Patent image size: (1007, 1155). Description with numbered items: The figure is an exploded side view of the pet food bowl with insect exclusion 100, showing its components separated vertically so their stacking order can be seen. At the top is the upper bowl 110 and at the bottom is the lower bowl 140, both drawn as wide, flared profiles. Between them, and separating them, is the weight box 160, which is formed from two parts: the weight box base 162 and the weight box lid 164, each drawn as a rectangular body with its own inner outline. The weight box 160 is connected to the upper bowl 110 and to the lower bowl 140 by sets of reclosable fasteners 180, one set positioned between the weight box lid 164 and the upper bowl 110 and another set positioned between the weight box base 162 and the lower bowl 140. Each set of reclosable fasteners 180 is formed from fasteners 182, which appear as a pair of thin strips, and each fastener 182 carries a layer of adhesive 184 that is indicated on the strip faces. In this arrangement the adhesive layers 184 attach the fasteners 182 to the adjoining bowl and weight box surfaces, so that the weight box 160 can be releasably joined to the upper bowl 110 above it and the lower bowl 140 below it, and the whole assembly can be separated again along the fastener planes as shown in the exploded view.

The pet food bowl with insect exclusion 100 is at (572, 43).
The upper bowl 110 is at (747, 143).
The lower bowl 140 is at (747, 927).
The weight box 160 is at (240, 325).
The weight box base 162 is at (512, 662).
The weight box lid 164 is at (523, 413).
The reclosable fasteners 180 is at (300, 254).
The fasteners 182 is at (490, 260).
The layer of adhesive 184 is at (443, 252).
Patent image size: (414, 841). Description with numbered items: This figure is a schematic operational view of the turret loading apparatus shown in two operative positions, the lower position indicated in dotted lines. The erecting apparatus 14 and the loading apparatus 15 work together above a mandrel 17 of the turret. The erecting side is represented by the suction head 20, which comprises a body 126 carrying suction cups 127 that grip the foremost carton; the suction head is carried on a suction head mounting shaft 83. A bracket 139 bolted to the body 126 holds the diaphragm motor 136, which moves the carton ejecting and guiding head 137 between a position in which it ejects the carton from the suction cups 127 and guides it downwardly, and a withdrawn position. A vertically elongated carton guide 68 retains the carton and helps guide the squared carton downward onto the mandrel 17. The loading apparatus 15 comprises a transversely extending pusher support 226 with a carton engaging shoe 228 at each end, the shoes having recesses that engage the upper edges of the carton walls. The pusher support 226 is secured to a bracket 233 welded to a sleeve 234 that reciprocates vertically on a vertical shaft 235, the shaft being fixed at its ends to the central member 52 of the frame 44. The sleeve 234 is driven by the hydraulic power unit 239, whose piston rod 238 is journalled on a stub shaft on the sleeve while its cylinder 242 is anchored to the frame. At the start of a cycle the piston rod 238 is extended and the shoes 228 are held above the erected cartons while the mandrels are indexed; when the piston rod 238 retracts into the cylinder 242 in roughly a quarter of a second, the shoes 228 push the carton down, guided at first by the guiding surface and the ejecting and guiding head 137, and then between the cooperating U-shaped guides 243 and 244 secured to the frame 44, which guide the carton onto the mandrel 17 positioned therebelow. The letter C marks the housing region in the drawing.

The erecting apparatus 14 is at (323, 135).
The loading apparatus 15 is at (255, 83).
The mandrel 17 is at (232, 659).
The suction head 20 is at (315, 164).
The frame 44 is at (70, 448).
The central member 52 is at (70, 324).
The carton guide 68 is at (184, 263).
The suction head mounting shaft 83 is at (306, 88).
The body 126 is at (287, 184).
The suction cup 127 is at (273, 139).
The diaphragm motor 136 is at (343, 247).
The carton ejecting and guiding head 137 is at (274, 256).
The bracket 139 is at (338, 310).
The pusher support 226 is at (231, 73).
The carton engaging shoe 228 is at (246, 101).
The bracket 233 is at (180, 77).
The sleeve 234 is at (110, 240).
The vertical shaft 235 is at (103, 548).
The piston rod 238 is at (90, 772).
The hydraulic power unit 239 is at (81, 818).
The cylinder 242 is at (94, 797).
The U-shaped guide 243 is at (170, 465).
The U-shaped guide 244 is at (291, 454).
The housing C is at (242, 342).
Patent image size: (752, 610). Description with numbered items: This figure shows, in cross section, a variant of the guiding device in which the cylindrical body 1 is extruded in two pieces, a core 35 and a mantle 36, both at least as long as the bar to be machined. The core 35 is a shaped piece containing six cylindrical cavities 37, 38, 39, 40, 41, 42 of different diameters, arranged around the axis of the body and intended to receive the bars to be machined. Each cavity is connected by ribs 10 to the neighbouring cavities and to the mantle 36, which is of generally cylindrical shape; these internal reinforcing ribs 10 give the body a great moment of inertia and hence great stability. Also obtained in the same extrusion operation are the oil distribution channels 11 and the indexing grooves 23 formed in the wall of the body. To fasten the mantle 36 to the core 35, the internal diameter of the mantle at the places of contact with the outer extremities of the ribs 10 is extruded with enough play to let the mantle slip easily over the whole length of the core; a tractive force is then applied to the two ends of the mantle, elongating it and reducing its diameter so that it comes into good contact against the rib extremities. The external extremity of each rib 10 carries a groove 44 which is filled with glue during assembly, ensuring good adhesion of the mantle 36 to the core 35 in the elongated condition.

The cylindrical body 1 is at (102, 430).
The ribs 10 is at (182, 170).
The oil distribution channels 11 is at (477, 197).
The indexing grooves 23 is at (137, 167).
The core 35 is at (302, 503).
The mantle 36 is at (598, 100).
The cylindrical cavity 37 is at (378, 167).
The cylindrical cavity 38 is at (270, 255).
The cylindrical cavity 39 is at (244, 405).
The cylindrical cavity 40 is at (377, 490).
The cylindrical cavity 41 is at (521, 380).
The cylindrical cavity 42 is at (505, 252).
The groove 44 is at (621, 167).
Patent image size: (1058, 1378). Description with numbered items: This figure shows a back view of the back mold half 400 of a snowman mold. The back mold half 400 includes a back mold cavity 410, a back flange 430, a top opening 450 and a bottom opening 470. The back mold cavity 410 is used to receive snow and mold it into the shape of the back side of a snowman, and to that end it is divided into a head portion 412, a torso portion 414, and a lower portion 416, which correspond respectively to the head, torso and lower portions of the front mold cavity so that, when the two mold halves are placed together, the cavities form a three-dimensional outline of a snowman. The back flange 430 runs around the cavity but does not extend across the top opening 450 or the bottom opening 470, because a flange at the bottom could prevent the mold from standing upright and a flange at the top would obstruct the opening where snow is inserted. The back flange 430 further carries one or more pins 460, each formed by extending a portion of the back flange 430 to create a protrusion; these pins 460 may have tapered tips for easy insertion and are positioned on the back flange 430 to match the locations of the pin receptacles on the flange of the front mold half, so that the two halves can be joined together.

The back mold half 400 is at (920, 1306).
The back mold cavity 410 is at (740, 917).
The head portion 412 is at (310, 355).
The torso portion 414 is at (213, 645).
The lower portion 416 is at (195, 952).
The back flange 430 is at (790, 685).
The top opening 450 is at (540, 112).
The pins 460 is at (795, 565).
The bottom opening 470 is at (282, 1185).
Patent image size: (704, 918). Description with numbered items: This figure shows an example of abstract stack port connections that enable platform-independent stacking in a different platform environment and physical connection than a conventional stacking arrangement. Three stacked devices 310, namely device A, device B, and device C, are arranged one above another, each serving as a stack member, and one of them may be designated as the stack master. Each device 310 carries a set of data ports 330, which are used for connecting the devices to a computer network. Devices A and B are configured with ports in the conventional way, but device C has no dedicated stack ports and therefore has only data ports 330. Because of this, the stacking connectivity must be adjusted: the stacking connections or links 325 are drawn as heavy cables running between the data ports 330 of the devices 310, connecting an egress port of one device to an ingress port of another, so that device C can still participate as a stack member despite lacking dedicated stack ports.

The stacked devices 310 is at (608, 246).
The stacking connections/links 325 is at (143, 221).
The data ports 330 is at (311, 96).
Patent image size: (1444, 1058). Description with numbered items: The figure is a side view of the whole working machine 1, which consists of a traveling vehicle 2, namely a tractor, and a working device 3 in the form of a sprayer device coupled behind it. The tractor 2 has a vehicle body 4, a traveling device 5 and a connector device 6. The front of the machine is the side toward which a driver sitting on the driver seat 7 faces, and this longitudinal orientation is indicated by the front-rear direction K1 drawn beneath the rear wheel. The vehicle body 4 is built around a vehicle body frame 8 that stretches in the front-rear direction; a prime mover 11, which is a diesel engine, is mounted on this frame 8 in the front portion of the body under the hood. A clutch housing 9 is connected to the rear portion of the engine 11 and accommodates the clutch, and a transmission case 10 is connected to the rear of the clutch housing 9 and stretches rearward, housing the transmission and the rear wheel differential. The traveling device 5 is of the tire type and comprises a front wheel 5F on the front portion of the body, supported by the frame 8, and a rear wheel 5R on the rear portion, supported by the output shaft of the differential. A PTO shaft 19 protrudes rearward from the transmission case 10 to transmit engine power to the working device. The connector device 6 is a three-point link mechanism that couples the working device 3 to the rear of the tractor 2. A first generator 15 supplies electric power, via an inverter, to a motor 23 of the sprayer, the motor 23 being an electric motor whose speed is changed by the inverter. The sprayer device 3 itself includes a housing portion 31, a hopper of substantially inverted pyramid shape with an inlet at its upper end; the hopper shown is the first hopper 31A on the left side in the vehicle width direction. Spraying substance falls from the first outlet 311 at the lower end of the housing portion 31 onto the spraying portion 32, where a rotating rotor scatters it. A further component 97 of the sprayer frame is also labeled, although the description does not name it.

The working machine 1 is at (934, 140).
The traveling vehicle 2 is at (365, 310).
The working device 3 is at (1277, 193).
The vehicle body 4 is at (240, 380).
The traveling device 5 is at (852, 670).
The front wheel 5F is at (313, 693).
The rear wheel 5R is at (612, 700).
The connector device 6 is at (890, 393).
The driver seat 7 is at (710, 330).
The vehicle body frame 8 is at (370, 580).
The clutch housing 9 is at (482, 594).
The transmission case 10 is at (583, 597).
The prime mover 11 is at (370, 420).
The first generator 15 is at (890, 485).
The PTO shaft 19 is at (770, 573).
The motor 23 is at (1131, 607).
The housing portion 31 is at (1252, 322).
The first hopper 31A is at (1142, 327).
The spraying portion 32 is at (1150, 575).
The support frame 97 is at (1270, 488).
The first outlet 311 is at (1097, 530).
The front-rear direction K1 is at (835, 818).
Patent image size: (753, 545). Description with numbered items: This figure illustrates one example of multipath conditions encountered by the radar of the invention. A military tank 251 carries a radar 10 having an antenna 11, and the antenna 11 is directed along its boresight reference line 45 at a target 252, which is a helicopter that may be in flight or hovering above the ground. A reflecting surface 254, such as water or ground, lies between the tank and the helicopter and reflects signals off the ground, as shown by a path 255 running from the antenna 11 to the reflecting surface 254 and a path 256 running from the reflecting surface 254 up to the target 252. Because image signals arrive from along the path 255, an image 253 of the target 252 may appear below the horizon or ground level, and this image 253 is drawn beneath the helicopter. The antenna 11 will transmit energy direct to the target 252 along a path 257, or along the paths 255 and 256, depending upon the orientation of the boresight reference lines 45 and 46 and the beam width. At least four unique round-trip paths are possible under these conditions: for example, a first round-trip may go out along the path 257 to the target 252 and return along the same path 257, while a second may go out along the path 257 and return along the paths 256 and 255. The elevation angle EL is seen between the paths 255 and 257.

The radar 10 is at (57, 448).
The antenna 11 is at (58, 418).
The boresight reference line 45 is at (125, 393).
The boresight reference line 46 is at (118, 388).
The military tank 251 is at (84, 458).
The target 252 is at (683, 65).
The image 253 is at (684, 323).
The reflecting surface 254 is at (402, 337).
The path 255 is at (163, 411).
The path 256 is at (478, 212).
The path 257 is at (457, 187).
-- -- --
What to do: Rewrite the lines from the first one up to and including the line with "The layer of adhesive 184 is at (443, 252).", changing "stacking order" to "layering order" and leaving everything else unchanged.

Reply:
Patent image size: (1007, 1155). Description with numbered items: The figure is an exploded side view of the pet food bowl with insect exclusion 100, showing its components separated vertically so their layering order can be seen. At the top is the upper bowl 110 and at the bottom is the lower bowl 140, both drawn as wide, flared profiles. Between them, and separating them, is the weight box 160, which is formed from two parts: the weight box base 162 and the weight box lid 164, each drawn as a rectangular body with its own inner outline. The weight box 160 is connected to the upper bowl 110 and to the lower bowl 140 by sets of reclosable fasteners 180, one set positioned between the weight box lid 164 and the upper bowl 110 and another set positioned between the weight box base 162 and the lower bowl 140. Each set of reclosable fasteners 180 is formed from fasteners 182, which appear as a pair of thin strips, and each fastener 182 carries a layer of adhesive 184 that is indicated on the strip faces. In this arrangement the adhesive layers 184 attach the fasteners 182 to the adjoining bowl and weight box surfaces, so that the weight box 160 can be releasably joined to the upper bowl 110 above it and the lower bowl 140 below it, and the whole assembly can be separated again along the fastener planes as shown in the exploded view.

The pet food bowl with insect exclusion 100 is at (572, 43).
The upper bowl 110 is at (747, 143).
The lower bowl 140 is at (747, 927).
The weight box 160 is at (240, 325).
The weight box base 162 is at (512, 662).
The weight box lid 164 is at (523, 413).
The reclosable fasteners 180 is at (300, 254).
The fasteners 182 is at (490, 260).
The layer of adhesive 184 is at (443, 252).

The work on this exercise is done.